Instruction — Every line below is to be copied exactly, with the pictures left out.

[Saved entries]
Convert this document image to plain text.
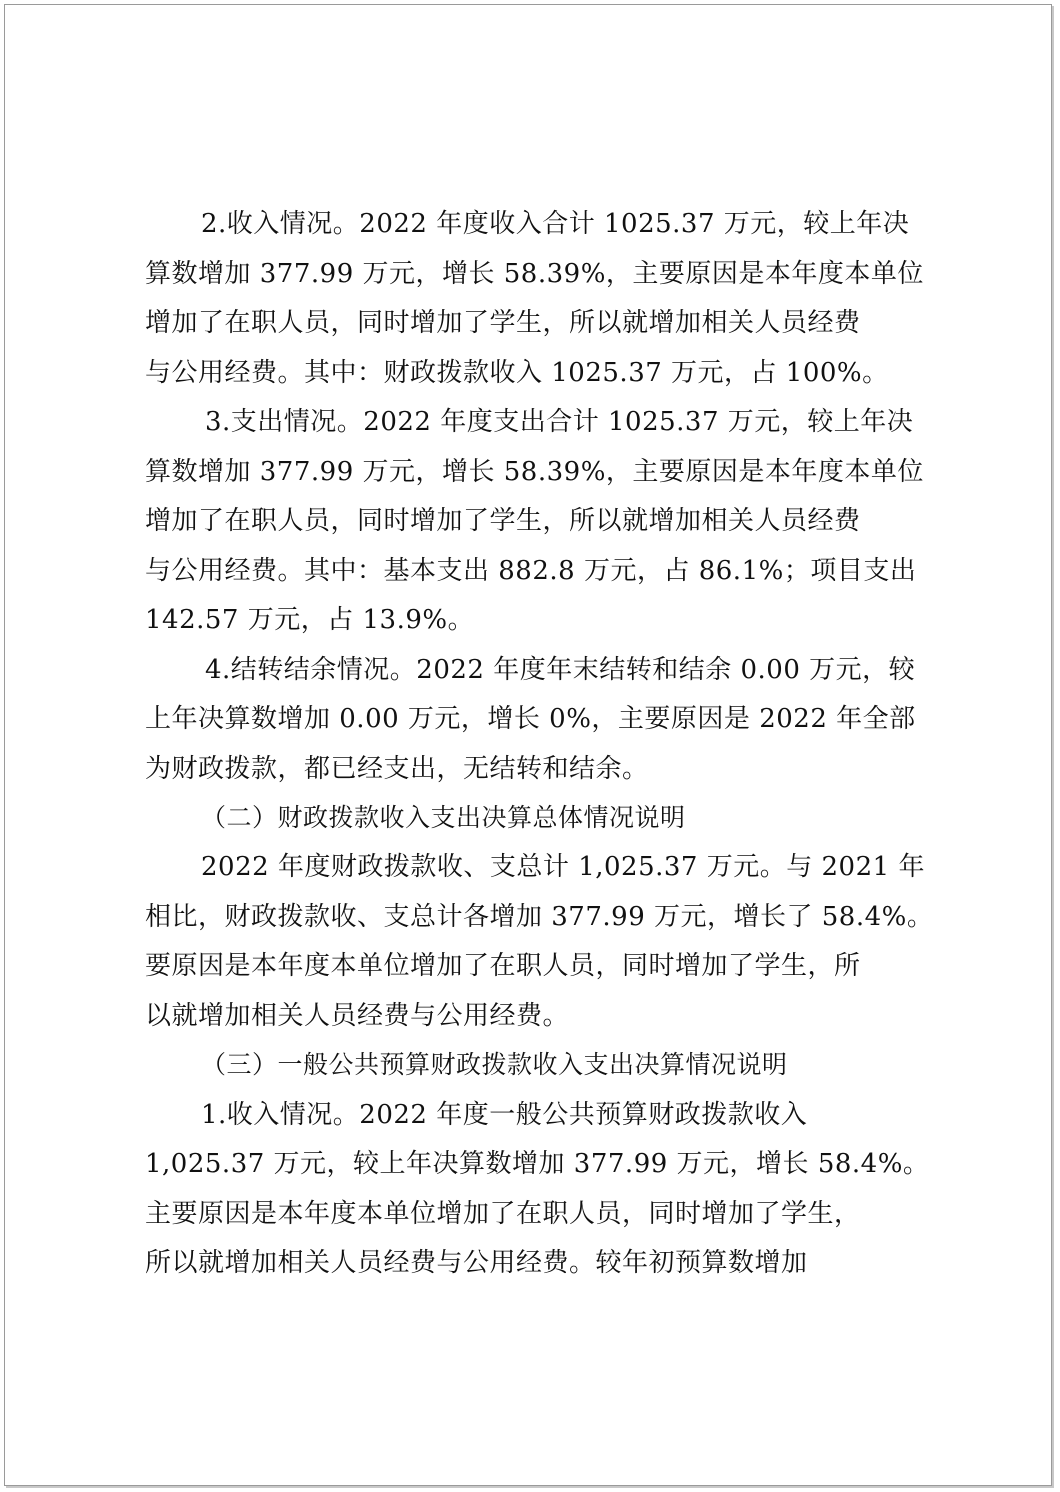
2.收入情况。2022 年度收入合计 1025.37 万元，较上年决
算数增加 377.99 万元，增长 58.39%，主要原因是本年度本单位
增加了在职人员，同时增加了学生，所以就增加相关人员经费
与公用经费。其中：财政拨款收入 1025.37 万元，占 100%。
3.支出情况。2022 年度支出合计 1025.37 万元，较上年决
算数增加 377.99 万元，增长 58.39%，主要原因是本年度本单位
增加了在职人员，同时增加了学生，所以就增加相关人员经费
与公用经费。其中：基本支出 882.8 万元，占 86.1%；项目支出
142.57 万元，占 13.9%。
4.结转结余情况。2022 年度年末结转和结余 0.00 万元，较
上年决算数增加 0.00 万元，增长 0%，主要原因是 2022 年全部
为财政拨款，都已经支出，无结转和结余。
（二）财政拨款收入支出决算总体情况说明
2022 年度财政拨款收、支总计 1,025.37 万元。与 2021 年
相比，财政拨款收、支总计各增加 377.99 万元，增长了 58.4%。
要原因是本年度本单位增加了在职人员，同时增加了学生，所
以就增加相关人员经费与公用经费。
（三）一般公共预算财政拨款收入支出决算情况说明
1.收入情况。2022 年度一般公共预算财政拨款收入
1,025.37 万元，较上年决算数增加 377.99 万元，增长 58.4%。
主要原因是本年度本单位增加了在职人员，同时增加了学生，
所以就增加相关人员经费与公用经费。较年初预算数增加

Exercise solution —
Convert this document image to plain text.
2.收入情况。2022 年度收入合计 1025.37 万元，较上年决
算数增加 377.99 万元，增长 58.39%，主要原因是本年度本单位
增加了在职人员，同时增加了学生，所以就增加相关人员经费
与公用经费。其中：财政拨款收入 1025.37 万元，占 100%。
3.支出情况。2022 年度支出合计 1025.37 万元，较上年决
算数增加 377.99 万元，增长 58.39%，主要原因是本年度本单位
增加了在职人员，同时增加了学生，所以就增加相关人员经费
与公用经费。其中：基本支出 882.8 万元，占 86.1%；项目支出
142.57 万元，占 13.9%。
4.结转结余情况。2022 年度年末结转和结余 0.00 万元，较
上年决算数增加 0.00 万元，增长 0%，主要原因是 2022 年全部
为财政拨款，都已经支出，无结转和结余。
（二）财政拨款收入支出决算总体情况说明
2022 年度财政拨款收、支总计 1,025.37 万元。与 2021 年
相比，财政拨款收、支总计各增加 377.99 万元，增长了 58.4%。
要原因是本年度本单位增加了在职人员，同时增加了学生，所
以就增加相关人员经费与公用经费。
（三）一般公共预算财政拨款收入支出决算情况说明
1.收入情况。2022 年度一般公共预算财政拨款收入
1,025.37 万元，较上年决算数增加 377.99 万元，增长 58.4%。
主要原因是本年度本单位增加了在职人员，同时增加了学生，
所以就增加相关人员经费与公用经费。较年初预算数增加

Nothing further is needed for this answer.